** start **

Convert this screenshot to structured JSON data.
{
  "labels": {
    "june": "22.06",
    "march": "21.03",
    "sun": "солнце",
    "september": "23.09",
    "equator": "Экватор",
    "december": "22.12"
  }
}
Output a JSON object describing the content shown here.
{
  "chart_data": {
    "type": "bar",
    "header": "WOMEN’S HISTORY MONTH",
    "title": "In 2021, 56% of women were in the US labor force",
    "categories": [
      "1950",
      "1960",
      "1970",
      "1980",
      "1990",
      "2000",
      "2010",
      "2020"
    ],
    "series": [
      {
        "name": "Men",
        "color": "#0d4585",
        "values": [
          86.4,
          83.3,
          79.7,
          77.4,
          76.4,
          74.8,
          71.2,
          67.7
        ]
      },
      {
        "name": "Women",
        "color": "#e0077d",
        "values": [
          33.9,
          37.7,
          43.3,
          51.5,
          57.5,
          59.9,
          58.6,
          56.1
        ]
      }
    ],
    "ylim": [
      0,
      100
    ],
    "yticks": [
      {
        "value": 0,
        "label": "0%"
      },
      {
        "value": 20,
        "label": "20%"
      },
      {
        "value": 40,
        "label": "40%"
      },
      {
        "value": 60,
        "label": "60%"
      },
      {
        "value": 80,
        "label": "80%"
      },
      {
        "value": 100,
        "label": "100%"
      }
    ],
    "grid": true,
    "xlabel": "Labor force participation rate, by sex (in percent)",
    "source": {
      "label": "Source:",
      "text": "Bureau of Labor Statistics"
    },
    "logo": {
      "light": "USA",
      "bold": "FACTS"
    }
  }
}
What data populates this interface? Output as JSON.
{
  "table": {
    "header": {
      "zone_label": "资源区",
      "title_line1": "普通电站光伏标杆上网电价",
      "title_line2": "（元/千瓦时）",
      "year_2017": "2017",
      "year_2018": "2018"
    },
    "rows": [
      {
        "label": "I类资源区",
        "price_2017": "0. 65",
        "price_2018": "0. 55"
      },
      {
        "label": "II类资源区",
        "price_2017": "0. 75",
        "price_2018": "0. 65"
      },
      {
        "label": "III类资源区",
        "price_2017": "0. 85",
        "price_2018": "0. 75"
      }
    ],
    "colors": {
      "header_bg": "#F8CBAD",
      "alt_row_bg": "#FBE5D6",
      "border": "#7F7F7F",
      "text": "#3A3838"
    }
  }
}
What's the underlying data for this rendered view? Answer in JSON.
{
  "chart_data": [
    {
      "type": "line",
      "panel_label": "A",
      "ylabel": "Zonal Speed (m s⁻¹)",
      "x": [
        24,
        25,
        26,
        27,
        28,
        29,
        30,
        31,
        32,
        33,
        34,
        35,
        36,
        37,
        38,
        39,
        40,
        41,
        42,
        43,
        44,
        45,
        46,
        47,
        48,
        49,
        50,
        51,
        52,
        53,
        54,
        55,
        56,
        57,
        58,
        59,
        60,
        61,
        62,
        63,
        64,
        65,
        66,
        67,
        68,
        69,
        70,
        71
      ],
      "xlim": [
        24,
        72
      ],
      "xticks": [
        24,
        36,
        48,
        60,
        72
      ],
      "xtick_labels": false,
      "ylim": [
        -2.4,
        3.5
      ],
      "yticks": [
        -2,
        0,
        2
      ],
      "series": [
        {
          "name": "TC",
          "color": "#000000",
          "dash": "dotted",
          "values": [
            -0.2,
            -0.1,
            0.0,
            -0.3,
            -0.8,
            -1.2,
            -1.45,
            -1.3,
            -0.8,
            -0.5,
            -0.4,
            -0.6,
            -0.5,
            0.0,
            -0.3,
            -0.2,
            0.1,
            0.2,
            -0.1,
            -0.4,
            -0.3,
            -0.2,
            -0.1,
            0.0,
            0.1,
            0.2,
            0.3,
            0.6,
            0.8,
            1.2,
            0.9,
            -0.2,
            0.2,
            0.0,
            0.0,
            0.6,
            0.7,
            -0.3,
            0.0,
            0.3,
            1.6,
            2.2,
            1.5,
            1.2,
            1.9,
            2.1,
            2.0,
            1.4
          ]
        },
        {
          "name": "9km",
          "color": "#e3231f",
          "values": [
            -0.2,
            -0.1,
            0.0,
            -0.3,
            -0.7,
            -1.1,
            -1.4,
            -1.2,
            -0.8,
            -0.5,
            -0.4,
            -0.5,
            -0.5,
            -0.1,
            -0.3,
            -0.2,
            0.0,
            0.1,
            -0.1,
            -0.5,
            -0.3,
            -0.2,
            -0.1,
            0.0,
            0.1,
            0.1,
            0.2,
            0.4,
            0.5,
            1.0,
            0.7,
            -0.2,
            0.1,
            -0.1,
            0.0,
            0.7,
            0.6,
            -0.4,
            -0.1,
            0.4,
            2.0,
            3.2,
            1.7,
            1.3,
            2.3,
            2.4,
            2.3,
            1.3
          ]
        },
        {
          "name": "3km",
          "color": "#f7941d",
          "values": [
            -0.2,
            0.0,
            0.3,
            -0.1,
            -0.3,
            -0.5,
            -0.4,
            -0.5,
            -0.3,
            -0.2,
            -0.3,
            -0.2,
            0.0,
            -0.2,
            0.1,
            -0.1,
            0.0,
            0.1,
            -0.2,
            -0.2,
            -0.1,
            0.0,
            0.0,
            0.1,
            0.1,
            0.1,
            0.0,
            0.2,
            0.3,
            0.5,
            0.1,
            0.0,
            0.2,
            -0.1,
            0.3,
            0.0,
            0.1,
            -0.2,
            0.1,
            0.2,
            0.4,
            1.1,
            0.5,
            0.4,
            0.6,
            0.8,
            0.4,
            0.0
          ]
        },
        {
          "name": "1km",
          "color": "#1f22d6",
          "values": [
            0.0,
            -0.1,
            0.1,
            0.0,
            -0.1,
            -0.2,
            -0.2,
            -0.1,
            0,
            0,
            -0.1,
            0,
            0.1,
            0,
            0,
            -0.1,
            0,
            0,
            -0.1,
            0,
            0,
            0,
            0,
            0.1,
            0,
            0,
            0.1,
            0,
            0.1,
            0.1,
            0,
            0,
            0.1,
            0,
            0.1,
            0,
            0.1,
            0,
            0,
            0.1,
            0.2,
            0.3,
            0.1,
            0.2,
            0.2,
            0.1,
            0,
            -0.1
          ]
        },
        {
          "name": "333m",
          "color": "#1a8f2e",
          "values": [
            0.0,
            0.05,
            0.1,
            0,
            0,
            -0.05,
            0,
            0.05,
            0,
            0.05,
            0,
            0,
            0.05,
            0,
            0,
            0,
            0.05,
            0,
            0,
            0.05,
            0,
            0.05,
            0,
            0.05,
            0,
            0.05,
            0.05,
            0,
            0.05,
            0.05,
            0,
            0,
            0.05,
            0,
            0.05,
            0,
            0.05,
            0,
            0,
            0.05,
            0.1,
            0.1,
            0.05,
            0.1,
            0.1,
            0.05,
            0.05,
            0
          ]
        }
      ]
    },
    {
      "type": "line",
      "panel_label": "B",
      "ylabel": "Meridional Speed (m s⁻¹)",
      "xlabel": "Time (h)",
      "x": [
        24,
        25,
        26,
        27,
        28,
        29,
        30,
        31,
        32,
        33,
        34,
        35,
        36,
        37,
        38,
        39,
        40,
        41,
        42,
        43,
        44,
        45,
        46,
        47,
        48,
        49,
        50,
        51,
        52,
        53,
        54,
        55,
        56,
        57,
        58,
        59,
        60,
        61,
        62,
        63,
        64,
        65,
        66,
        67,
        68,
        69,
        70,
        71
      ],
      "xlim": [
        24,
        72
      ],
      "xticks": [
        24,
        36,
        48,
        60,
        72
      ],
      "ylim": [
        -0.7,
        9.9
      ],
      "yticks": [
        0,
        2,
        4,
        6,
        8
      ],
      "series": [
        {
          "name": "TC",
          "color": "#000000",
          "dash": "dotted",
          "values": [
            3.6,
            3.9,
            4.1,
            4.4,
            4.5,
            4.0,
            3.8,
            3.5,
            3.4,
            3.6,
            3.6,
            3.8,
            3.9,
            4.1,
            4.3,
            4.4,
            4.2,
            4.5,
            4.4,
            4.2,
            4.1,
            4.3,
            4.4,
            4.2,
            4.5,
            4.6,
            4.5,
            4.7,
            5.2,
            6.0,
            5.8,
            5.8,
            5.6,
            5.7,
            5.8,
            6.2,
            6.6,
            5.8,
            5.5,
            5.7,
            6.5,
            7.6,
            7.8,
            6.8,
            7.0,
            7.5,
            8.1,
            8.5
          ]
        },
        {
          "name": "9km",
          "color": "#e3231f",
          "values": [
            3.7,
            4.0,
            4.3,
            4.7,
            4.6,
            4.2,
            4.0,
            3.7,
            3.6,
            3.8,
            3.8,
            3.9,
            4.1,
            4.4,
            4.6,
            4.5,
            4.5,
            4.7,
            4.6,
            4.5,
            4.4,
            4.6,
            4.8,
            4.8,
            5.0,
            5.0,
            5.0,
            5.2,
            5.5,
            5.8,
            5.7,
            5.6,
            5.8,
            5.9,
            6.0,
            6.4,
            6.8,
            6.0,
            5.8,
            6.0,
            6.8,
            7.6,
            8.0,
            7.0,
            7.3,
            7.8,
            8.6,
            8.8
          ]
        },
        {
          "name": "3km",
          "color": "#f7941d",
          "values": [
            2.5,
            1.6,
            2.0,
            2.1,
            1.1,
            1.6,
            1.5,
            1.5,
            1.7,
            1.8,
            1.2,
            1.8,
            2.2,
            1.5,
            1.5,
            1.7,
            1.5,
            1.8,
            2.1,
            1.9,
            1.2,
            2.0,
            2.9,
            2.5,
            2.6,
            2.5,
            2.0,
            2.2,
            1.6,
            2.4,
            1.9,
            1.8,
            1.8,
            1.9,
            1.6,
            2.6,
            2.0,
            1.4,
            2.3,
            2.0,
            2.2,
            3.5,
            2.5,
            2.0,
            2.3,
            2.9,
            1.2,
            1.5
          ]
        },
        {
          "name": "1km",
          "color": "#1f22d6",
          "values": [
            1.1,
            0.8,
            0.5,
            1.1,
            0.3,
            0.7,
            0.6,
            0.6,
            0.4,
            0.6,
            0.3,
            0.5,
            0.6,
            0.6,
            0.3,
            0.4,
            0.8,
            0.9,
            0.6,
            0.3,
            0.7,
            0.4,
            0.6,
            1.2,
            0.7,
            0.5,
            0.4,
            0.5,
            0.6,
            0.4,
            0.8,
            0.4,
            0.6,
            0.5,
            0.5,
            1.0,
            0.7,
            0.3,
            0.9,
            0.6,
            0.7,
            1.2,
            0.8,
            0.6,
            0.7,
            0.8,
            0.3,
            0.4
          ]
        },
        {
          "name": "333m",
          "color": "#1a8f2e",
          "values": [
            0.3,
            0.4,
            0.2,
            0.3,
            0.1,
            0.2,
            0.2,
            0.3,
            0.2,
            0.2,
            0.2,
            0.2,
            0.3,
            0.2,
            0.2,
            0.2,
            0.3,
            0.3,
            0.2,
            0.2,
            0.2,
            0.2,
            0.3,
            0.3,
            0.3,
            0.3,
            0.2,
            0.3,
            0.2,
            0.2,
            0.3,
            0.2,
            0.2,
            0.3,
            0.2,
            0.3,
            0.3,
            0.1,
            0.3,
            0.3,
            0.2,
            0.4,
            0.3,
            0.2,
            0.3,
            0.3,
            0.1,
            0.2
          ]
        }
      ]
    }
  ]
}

** end **

_What this task involves_
Copy each line from the data above that includes "Speed".

_Written reply_
      "ylabel": "Zonal Speed (m s⁻¹)",
      "ylabel": "Meridional Speed (m s⁻¹)",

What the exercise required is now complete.